#### Exercise instructions:
Take each line containing "Perú" and report it exactly as written.

#### Listed entries:
══════════════════════════════

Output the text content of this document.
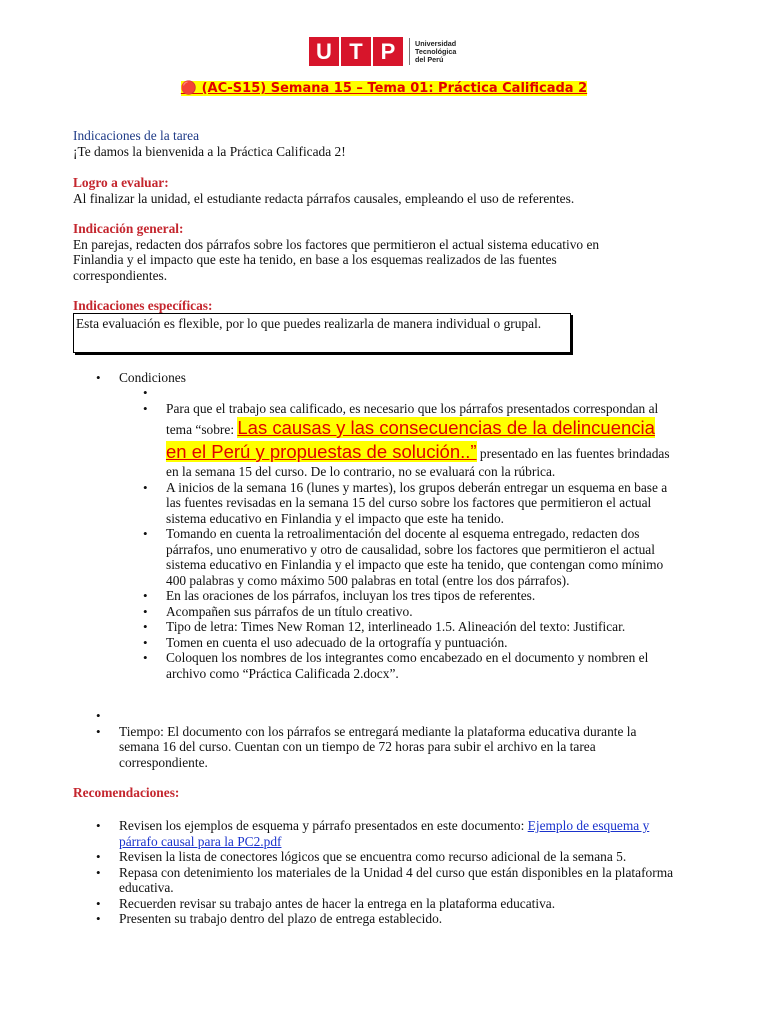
U T P	Universidad
Tecnológica
del Perú
🔴 (AC-S15) Semana 15 – Tema 01: Práctica Calificada 2
Indicaciones de la tarea
¡Te damos la bienvenida a la Práctica Calificada 2!
Logro a evaluar:
Al finalizar la unidad, el estudiante redacta párrafos causales, empleando el uso de referentes.
Indicación general:
En parejas, redacten dos párrafos sobre los factores que permitieron el actual sistema educativo en Finlandia y el impacto que este ha tenido, en base a los esquemas realizados de las fuentes correspondientes.
Indicaciones específicas:
Esta evaluación es flexible, por lo que puedes realizarla de manera individual o grupal.
• Condiciones
•
• Para que el trabajo sea calificado, es necesario que los párrafos presentados correspondan al tema “sobre: Las causas y las consecuencias de la delincuencia en el Perú y propuestas de solución..” presentado en las fuentes brindadas en la semana 15 del curso. De lo contrario, no se evaluará con la rúbrica.
• A inicios de la semana 16 (lunes y martes), los grupos deberán entregar un esquema en base a las fuentes revisadas en la semana 15 del curso sobre los factores que permitieron el actual sistema educativo en Finlandia y el impacto que este ha tenido.
• Tomando en cuenta la retroalimentación del docente al esquema entregado, redacten dos párrafos, uno enumerativo y otro de causalidad, sobre los factores que permitieron el actual sistema educativo en Finlandia y el impacto que este ha tenido, que contengan como mínimo 400 palabras y como máximo 500 palabras en total (entre los dos párrafos).
• En las oraciones de los párrafos, incluyan los tres tipos de referentes.
• Acompañen sus párrafos de un título creativo.
• Tipo de letra: Times New Roman 12, interlineado 1.5. Alineación del texto: Justificar.
• Tomen en cuenta el uso adecuado de la ortografía y puntuación.
• Coloquen los nombres de los integrantes como encabezado en el documento y nombren el archivo como “Práctica Calificada 2.docx”.
•
• Tiempo: El documento con los párrafos se entregará mediante la plataforma educativa durante la semana 16 del curso. Cuentan con un tiempo de 72 horas para subir el archivo en la tarea correspondiente.
Recomendaciones:
• Revisen los ejemplos de esquema y párrafo presentados en este documento: Ejemplo de esquema y párrafo causal para la PC2.pdf
• Revisen la lista de conectores lógicos que se encuentra como recurso adicional de la semana 5.
• Repasa con detenimiento los materiales de la Unidad 4 del curso que están disponibles en la plataforma educativa.
• Recuerden revisar su trabajo antes de hacer la entrega en la plataforma educativa.
• Presenten su trabajo dentro del plazo de entrega establecido.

══════════════════════════════

#### Exercise answer:
del Perú
• Para que el trabajo sea calificado, es necesario que los párrafos presentados correspondan al tema “sobre: Las causas y las consecuencias de la delincuencia en el Perú y propuestas de solución..” presentado en las fuentes brindadas en la semana 15 del curso. De lo contrario, no se evaluará con la rúbrica.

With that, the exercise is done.